⟨

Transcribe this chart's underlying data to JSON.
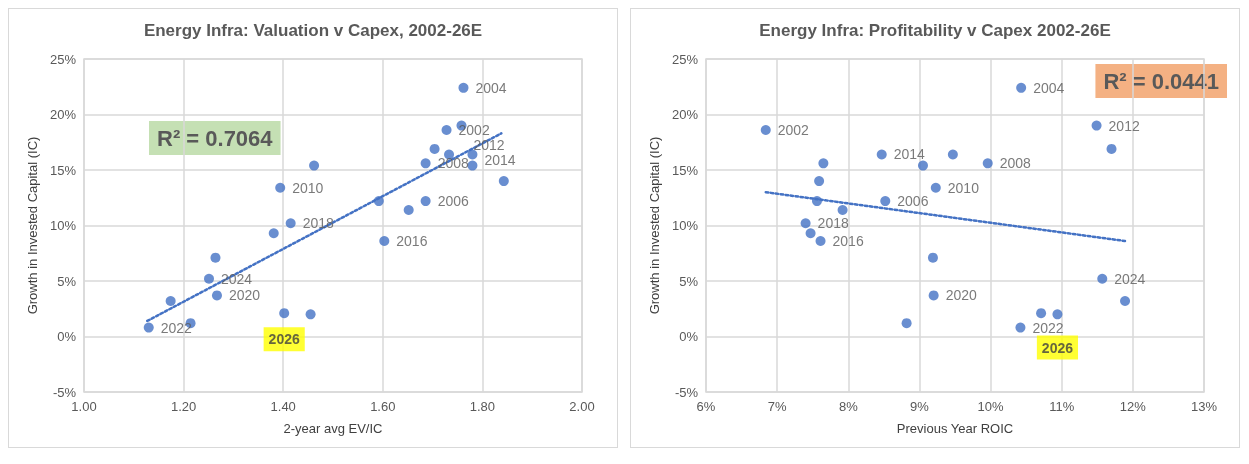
{
  "chart_data": [
    {
      "type": "scatter",
      "title": "Energy Infra: Valuation v Capex, 2002-26E",
      "xlabel": "2-year avg EV/IC",
      "ylabel": "Growth in Invested Capital (IC)",
      "xlim": [
        1,
        2
      ],
      "xticks": [
        {
          "value": 1,
          "label": "1.00"
        },
        {
          "value": 1.2,
          "label": "1.20"
        },
        {
          "value": 1.4,
          "label": "1.40"
        },
        {
          "value": 1.6,
          "label": "1.60"
        },
        {
          "value": 1.8,
          "label": "1.80"
        },
        {
          "value": 2,
          "label": "2.00"
        }
      ],
      "ylim": [
        -5,
        25
      ],
      "yticks": [
        {
          "value": -5,
          "label": "-5%"
        },
        {
          "value": 0,
          "label": "0%"
        },
        {
          "value": 5,
          "label": "5%"
        },
        {
          "value": 10,
          "label": "10%"
        },
        {
          "value": 15,
          "label": "15%"
        },
        {
          "value": 20,
          "label": "20%"
        },
        {
          "value": 25,
          "label": "25%"
        }
      ],
      "grid": true,
      "marker": "circle",
      "series": [
        {
          "type": "scatter",
          "color": "#4472c4",
          "x": [
            1.728,
            1.704,
            1.762,
            1.733,
            1.686,
            1.78,
            1.686,
            1.462,
            1.394,
            1.843,
            1.758,
            1.592,
            1.78,
            1.652,
            1.603,
            1.264,
            1.415,
            1.381,
            1.267,
            1.174,
            1.13,
            1.214,
            1.251,
            1.455,
            1.402
          ],
          "values": [
            18.6,
            16.9,
            22.4,
            16.4,
            12.2,
            15.4,
            15.6,
            15.4,
            13.4,
            14.0,
            19.0,
            12.2,
            16.4,
            11.4,
            8.6,
            7.1,
            10.2,
            9.3,
            3.7,
            3.2,
            0.8,
            1.2,
            5.2,
            2.0,
            2.1
          ]
        },
        {
          "type": "line",
          "color": "#4472c4",
          "marker": "none",
          "line_style": "dotted",
          "x": [
            1.127,
            1.838
          ],
          "values": [
            1.4,
            18.3
          ]
        }
      ],
      "annotations": [
        "R² = 0.7064",
        {
          "text": "2002",
          "x": 1.728,
          "y": 18.6
        },
        {
          "text": "2004",
          "x": 1.762,
          "y": 22.4
        },
        {
          "text": "2006",
          "x": 1.686,
          "y": 12.2
        },
        {
          "text": "2008",
          "x": 1.686,
          "y": 15.6
        },
        {
          "text": "2010",
          "x": 1.394,
          "y": 13.4
        },
        {
          "text": "2012",
          "x": 1.758,
          "y": 19.0
        },
        {
          "text": "2014",
          "x": 1.78,
          "y": 16.4
        },
        {
          "text": "2016",
          "x": 1.603,
          "y": 8.6
        },
        {
          "text": "2018",
          "x": 1.415,
          "y": 10.2
        },
        {
          "text": "2020",
          "x": 1.267,
          "y": 3.7
        },
        {
          "text": "2022",
          "x": 1.13,
          "y": 0.8
        },
        {
          "text": "2024",
          "x": 1.251,
          "y": 5.2
        },
        {
          "text": "2026",
          "x": 1.402,
          "y": 2.1
        }
      ]
    },
    {
      "type": "scatter",
      "title": "Energy Infra: Profitability v Capex 2002-26E",
      "xlabel": "Previous Year ROIC",
      "ylabel": "Growth in Invested Capital (IC)",
      "xlim": [
        6,
        13
      ],
      "xticks": [
        {
          "value": 6,
          "label": "6%"
        },
        {
          "value": 7,
          "label": "7%"
        },
        {
          "value": 8,
          "label": "8%"
        },
        {
          "value": 9,
          "label": "9%"
        },
        {
          "value": 10,
          "label": "10%"
        },
        {
          "value": 11,
          "label": "11%"
        },
        {
          "value": 12,
          "label": "12%"
        },
        {
          "value": 13,
          "label": "13%"
        }
      ],
      "ylim": [
        -5,
        25
      ],
      "yticks": [
        {
          "value": -5,
          "label": "-5%"
        },
        {
          "value": 0,
          "label": "0%"
        },
        {
          "value": 5,
          "label": "5%"
        },
        {
          "value": 10,
          "label": "10%"
        },
        {
          "value": 15,
          "label": "15%"
        },
        {
          "value": 20,
          "label": "20%"
        },
        {
          "value": 25,
          "label": "25%"
        }
      ],
      "grid": true,
      "marker": "circle",
      "series": [
        {
          "type": "scatter",
          "color": "#4472c4",
          "x": [
            6.84,
            11.7,
            10.43,
            9.47,
            8.52,
            9.05,
            9.96,
            7.65,
            9.23,
            7.59,
            11.49,
            7.56,
            8.47,
            7.92,
            7.61,
            9.19,
            7.4,
            7.47,
            9.2,
            11.89,
            10.42,
            8.82,
            11.57,
            10.71,
            10.94
          ],
          "values": [
            18.6,
            16.9,
            22.4,
            16.4,
            12.2,
            15.4,
            15.6,
            15.6,
            13.4,
            14.0,
            19.0,
            12.2,
            16.4,
            11.4,
            8.6,
            7.1,
            10.2,
            9.3,
            3.7,
            3.2,
            0.8,
            1.2,
            5.2,
            2.1,
            2.0
          ]
        },
        {
          "type": "line",
          "color": "#4472c4",
          "marker": "none",
          "line_style": "dotted",
          "x": [
            6.84,
            11.89
          ],
          "values": [
            13.0,
            8.6
          ]
        }
      ],
      "annotations": [
        "R² = 0.0441",
        {
          "text": "2002",
          "x": 6.84,
          "y": 18.6
        },
        {
          "text": "2004",
          "x": 10.43,
          "y": 22.4
        },
        {
          "text": "2006",
          "x": 8.52,
          "y": 12.2
        },
        {
          "text": "2008",
          "x": 9.96,
          "y": 15.6
        },
        {
          "text": "2010",
          "x": 9.23,
          "y": 13.4
        },
        {
          "text": "2012",
          "x": 11.49,
          "y": 19.0
        },
        {
          "text": "2014",
          "x": 8.47,
          "y": 16.4
        },
        {
          "text": "2016",
          "x": 7.61,
          "y": 8.6
        },
        {
          "text": "2018",
          "x": 7.4,
          "y": 10.2
        },
        {
          "text": "2020",
          "x": 9.2,
          "y": 3.7
        },
        {
          "text": "2022",
          "x": 10.42,
          "y": 0.8
        },
        {
          "text": "2024",
          "x": 11.57,
          "y": 5.2
        },
        {
          "text": "2026",
          "x": 10.94,
          "y": 2.0
        }
      ]
    }
  ]
}
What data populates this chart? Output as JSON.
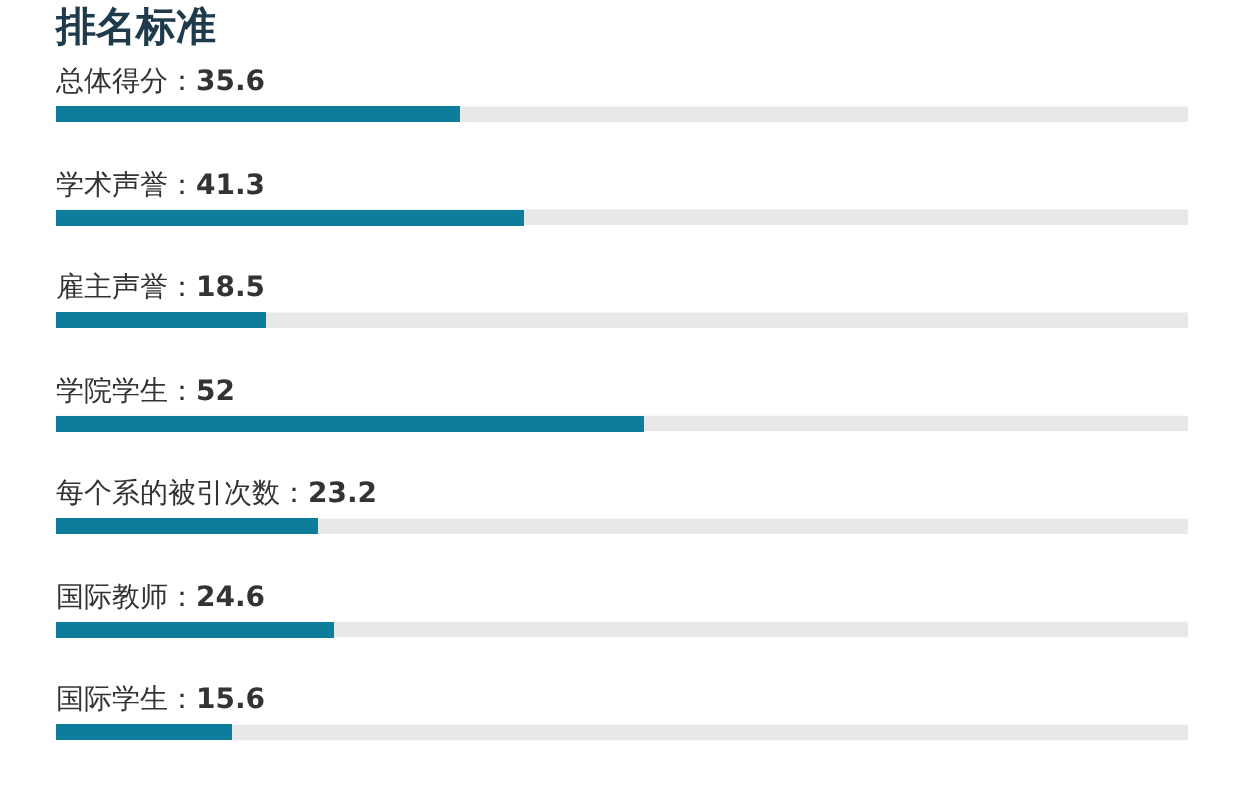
{
  "chart_data": {
    "type": "bar",
    "orientation": "horizontal",
    "title": "排名标准",
    "categories": [
      "总体得分",
      "学术声誉",
      "雇主声誉",
      "学院学生",
      "每个系的被引次数",
      "国际教师",
      "国际学生"
    ],
    "values": [
      35.6,
      41.3,
      18.5,
      52,
      23.2,
      24.6,
      15.6
    ],
    "value_labels": [
      "：35.6",
      "：41.3",
      "：18.5",
      "：52",
      "：23.2",
      "：24.6",
      "：15.6"
    ],
    "color": "#0e7c9b",
    "xlim": [
      0,
      100
    ],
    "grid": false,
    "legend": false
  }
}
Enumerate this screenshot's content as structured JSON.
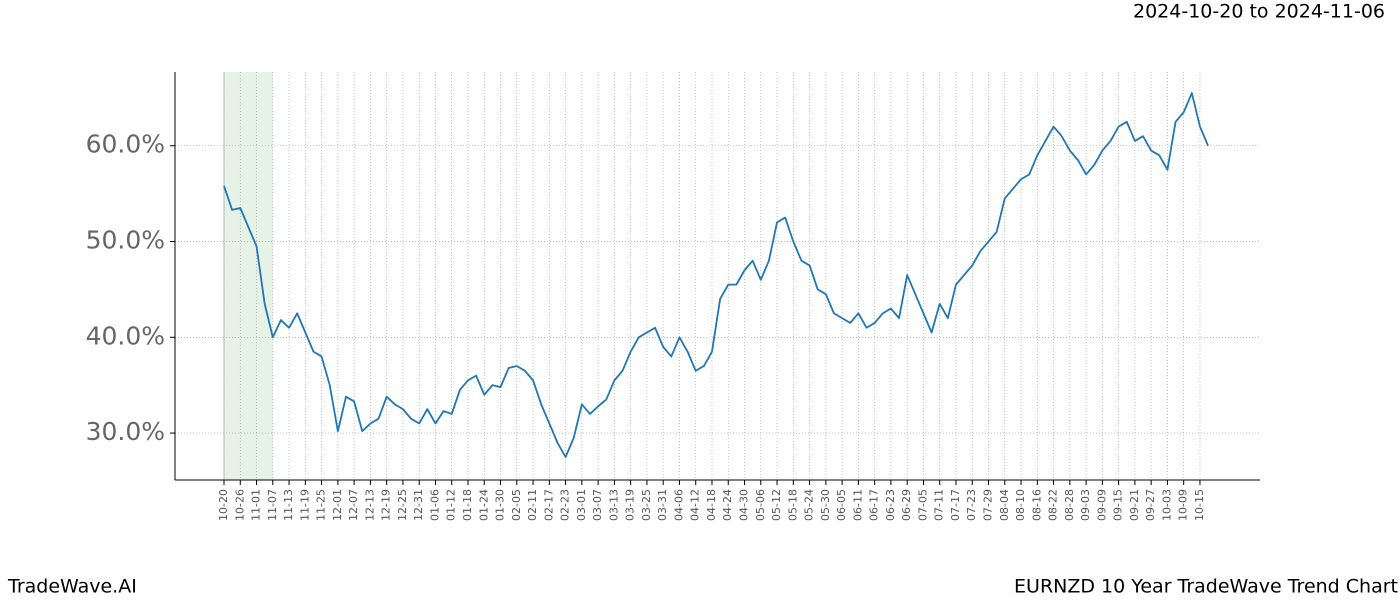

⟩

• **What is required**
Give an exact copy of the material, leaving out every picture.

• **Task solution**
Transcribe this chart's underlying data to JSON.
{
  "chart_data": [
    {
      "type": "scatter",
      "title": "Energy Infra: Valuation v Capex, 2002-26E",
      "xlabel": "2-year avg EV/IC",
      "ylabel": "Growth in Invested Capital (IC)",
      "xlim": [
        1,
        2
      ],
      "xticks": [
        {
          "value": 1,
          "label": "1.00"
        },
        {
          "value": 1.2,
          "label": "1.20"
        },
        {
          "value": 1.4,
          "label": "1.40"
        },
        {
          "value": 1.6,
          "label": "1.60"
        },
        {
          "value": 1.8,
          "label": "1.80"
        },
        {
          "value": 2,
          "label": "2.00"
        }
      ],
      "ylim": [
        -5,
        25
      ],
      "yticks": [
        {
          "value": -5,
          "label": "-5%"
        },
        {
          "value": 0,
          "label": "0%"
        },
        {
          "value": 5,
          "label": "5%"
        },
        {
          "value": 10,
          "label": "10%"
        },
        {
          "value": 15,
          "label": "15%"
        },
        {
          "value": 20,
          "label": "20%"
        },
        {
          "value": 25,
          "label": "25%"
        }
      ],
      "grid": true,
      "marker": "circle",
      "series": [
        {
          "type": "scatter",
          "color": "#4472c4",
          "x": [
            1.728,
            1.704,
            1.762,
            1.733,
            1.686,
            1.78,
            1.686,
            1.462,
            1.394,
            1.843,
            1.758,
            1.592,
            1.78,
            1.652,
            1.603,
            1.264,
            1.415,
            1.381,
            1.267,
            1.174,
            1.13,
            1.214,
            1.251,
            1.455,
            1.402
          ],
          "values": [
            18.6,
            16.9,
            22.4,
            16.4,
            12.2,
            15.4,
            15.6,
            15.4,
            13.4,
            14.0,
            19.0,
            12.2,
            16.4,
            11.4,
            8.6,
            7.1,
            10.2,
            9.3,
            3.7,
            3.2,
            0.8,
            1.2,
            5.2,
            2.0,
            2.1
          ]
        },
        {
          "type": "line",
          "color": "#4472c4",
          "marker": "none",
          "line_style": "dotted",
          "x": [
            1.127,
            1.838
          ],
          "values": [
            1.4,
            18.3
          ]
        }
      ],
      "annotations": [
        "R² = 0.7064",
        {
          "text": "2002",
          "x": 1.728,
          "y": 18.6
        },
        {
          "text": "2004",
          "x": 1.762,
          "y": 22.4
        },
        {
          "text": "2006",
          "x": 1.686,
          "y": 12.2
        },
        {
          "text": "2008",
          "x": 1.686,
          "y": 15.6
        },
        {
          "text": "2010",
          "x": 1.394,
          "y": 13.4
        },
        {
          "text": "2012",
          "x": 1.758,
          "y": 19.0
        },
        {
          "text": "2014",
          "x": 1.78,
          "y": 16.4
        },
        {
          "text": "2016",
          "x": 1.603,
          "y": 8.6
        },
        {
          "text": "2018",
          "x": 1.415,
          "y": 10.2
        },
        {
          "text": "2020",
          "x": 1.267,
          "y": 3.7
        },
        {
          "text": "2022",
          "x": 1.13,
          "y": 0.8
        },
        {
          "text": "2024",
          "x": 1.251,
          "y": 5.2
        },
        {
          "text": "2026",
          "x": 1.402,
          "y": 2.1
        }
      ]
    },
    {
      "type": "scatter",
      "title": "Energy Infra: Profitability v Capex 2002-26E",
      "xlabel": "Previous Year ROIC",
      "ylabel": "Growth in Invested Capital (IC)",
      "xlim": [
        6,
        13
      ],
      "xticks": [
        {
          "value": 6,
          "label": "6%"
        },
        {
          "value": 7,
          "label": "7%"
        },
        {
          "value": 8,
          "label": "8%"
        },
        {
          "value": 9,
          "label": "9%"
        },
        {
          "value": 10,
          "label": "10%"
        },
        {
          "value": 11,
          "label": "11%"
        },
        {
          "value": 12,
          "label": "12%"
        },
        {
          "value": 13,
          "label": "13%"
        }
      ],
      "ylim": [
        -5,
        25
      ],
      "yticks": [
        {
          "value": -5,
          "label": "-5%"
        },
        {
          "value": 0,
          "label": "0%"
        },
        {
          "value": 5,
          "label": "5%"
        },
        {
          "value": 10,
          "label": "10%"
        },
        {
          "value": 15,
          "label": "15%"
        },
        {
          "value": 20,
          "label": "20%"
        },
        {
          "value": 25,
          "label": "25%"
        }
      ],
      "grid": true,
      "marker": "circle",
      "series": [
        {
          "type": "scatter",
          "color": "#4472c4",
          "x": [
            6.84,
            11.7,
            10.43,
            9.47,
            8.52,
            9.05,
            9.96,
            7.65,
            9.23,
            7.59,
            11.49,
            7.56,
            8.47,
            7.92,
            7.61,
            9.19,
            7.4,
            7.47,
            9.2,
            11.89,
            10.42,
            8.82,
            11.57,
            10.71,
            10.94
          ],
          "values": [
            18.6,
            16.9,
            22.4,
            16.4,
            12.2,
            15.4,
            15.6,
            15.6,
            13.4,
            14.0,
            19.0,
            12.2,
            16.4,
            11.4,
            8.6,
            7.1,
            10.2,
            9.3,
            3.7,
            3.2,
            0.8,
            1.2,
            5.2,
            2.1,
            2.0
          ]
        },
        {
          "type": "line",
          "color": "#4472c4",
          "marker": "none",
          "line_style": "dotted",
          "x": [
            6.84,
            11.89
          ],
          "values": [
            13.0,
            8.6
          ]
        }
      ],
      "annotations": [
        "R² = 0.0441",
        {
          "text": "2002",
          "x": 6.84,
          "y": 18.6
        },
        {
          "text": "2004",
          "x": 10.43,
          "y": 22.4
        },
        {
          "text": "2006",
          "x": 8.52,
          "y": 12.2
        },
        {
          "text": "2008",
          "x": 9.96,
          "y": 15.6
        },
        {
          "text": "2010",
          "x": 9.23,
          "y": 13.4
        },
        {
          "text": "2012",
          "x": 11.49,
          "y": 19.0
        },
        {
          "text": "2014",
          "x": 8.47,
          "y": 16.4
        },
        {
          "text": "2016",
          "x": 7.61,
          "y": 8.6
        },
        {
          "text": "2018",
          "x": 7.4,
          "y": 10.2
        },
        {
          "text": "2020",
          "x": 9.2,
          "y": 3.7
        },
        {
          "text": "2022",
          "x": 10.42,
          "y": 0.8
        },
        {
          "text": "2024",
          "x": 11.57,
          "y": 5.2
        },
        {
          "text": "2026",
          "x": 10.94,
          "y": 2.0
        }
      ]
    }
  ]
}
What data populates this chart? Output as JSON.
{
  "chart_data": {
    "type": "bar",
    "orientation": "horizontal",
    "title": "排名标准",
    "categories": [
      "总体得分",
      "学术声誉",
      "雇主声誉",
      "学院学生",
      "每个系的被引次数",
      "国际教师",
      "国际学生"
    ],
    "values": [
      35.6,
      41.3,
      18.5,
      52,
      23.2,
      24.6,
      15.6
    ],
    "value_labels": [
      "：35.6",
      "：41.3",
      "：18.5",
      "：52",
      "：23.2",
      "：24.6",
      "：15.6"
    ],
    "color": "#0e7c9b",
    "xlim": [
      0,
      100
    ],
    "grid": false,
    "legend": false
  }
}
Enumerate this screenshot's content as structured JSON.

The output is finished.